▶ [Written instruction]
Return the entries below in their exact form, leaving the pictures out.

┌──

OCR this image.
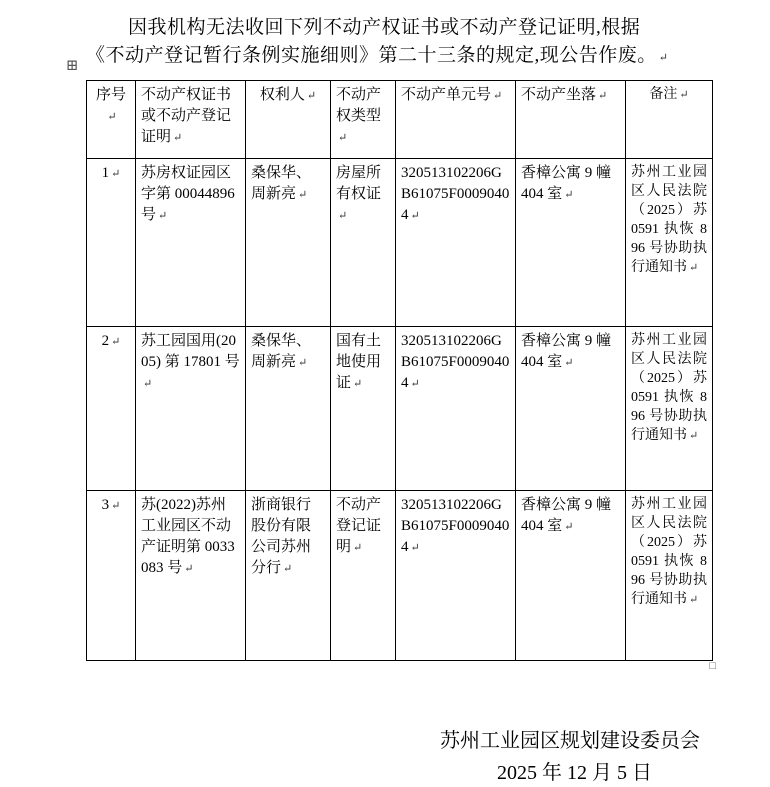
因我机构无法收回下列不动产权证书或不动产登记证明,根据

《不动产登记暂行条例实施细则》第二十三条的规定,现公告作废。 ↵

⊞
□
序号↵	不动产权证书或不动产登记证明 ↵	权利人 ↵	不动产权类型↵	不动产单元号 ↵	不动产坐落 ↵	备注 ↵
1 ↵	苏房权证园区字第 00044896 号 ↵	桑保华、周新亮 ↵	房屋所有权证↵	320513102206GB61075F00090404 ↵	香樟公寓 9 幢 404 室 ↵	苏州工业园区人民法院（2025）苏 0591 执恢 896 号协助执行通知书 ↵
2 ↵	苏工园国用(2005) 第 17801 号↵	桑保华、周新亮 ↵	国有土地使用证 ↵	320513102206GB61075F00090404 ↵	香樟公寓 9 幢 404 室 ↵	苏州工业园区人民法院（2025）苏 0591 执恢 896 号协助执行通知书 ↵
3 ↵	苏(2022)苏州工业园区不动产证明第 0033083 号 ↵	浙商银行股份有限公司苏州分行 ↵	不动产登记证明 ↵	320513102206GB61075F00090404 ↵	香樟公寓 9 幢 404 室 ↵	苏州工业园区人民法院（2025）苏 0591 执恢 896 号协助执行通知书 ↵
苏州工业园区规划建设委员会
2025 年 12 月 5 日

└──

▶ [Worked solution]
OCR this image.
因我机构无法收回下列不动产权证书或不动产登记证明,根据

《不动产登记暂行条例实施细则》第二十三条的规定,现公告作废。 ↵

⊞
□
序号↵	不动产权证书或不动产登记证明 ↵	权利人 ↵	不动产权类型↵	不动产单元号 ↵	不动产坐落 ↵	备注 ↵
1 ↵	苏房权证园区字第 00044896 号 ↵	桑保华、周新亮 ↵	房屋所有权证↵	320513102206GB61075F00090404 ↵	香樟公寓 9 幢 404 室 ↵	苏州工业园区人民法院（2025）苏 0591 执恢 896 号协助执行通知书 ↵
2 ↵	苏工园国用(2005) 第 17801 号↵	桑保华、周新亮 ↵	国有土地使用证 ↵	320513102206GB61075F00090404 ↵	香樟公寓 9 幢 404 室 ↵	苏州工业园区人民法院（2025）苏 0591 执恢 896 号协助执行通知书 ↵
3 ↵	苏(2022)苏州工业园区不动产证明第 0033083 号 ↵	浙商银行股份有限公司苏州分行 ↵	不动产登记证明 ↵	320513102206GB61075F00090404 ↵	香樟公寓 9 幢 404 室 ↵	苏州工业园区人民法院（2025）苏 0591 执恢 896 号协助执行通知书 ↵
苏州工业园区规划建设委员会
2025 年 12 月 5 日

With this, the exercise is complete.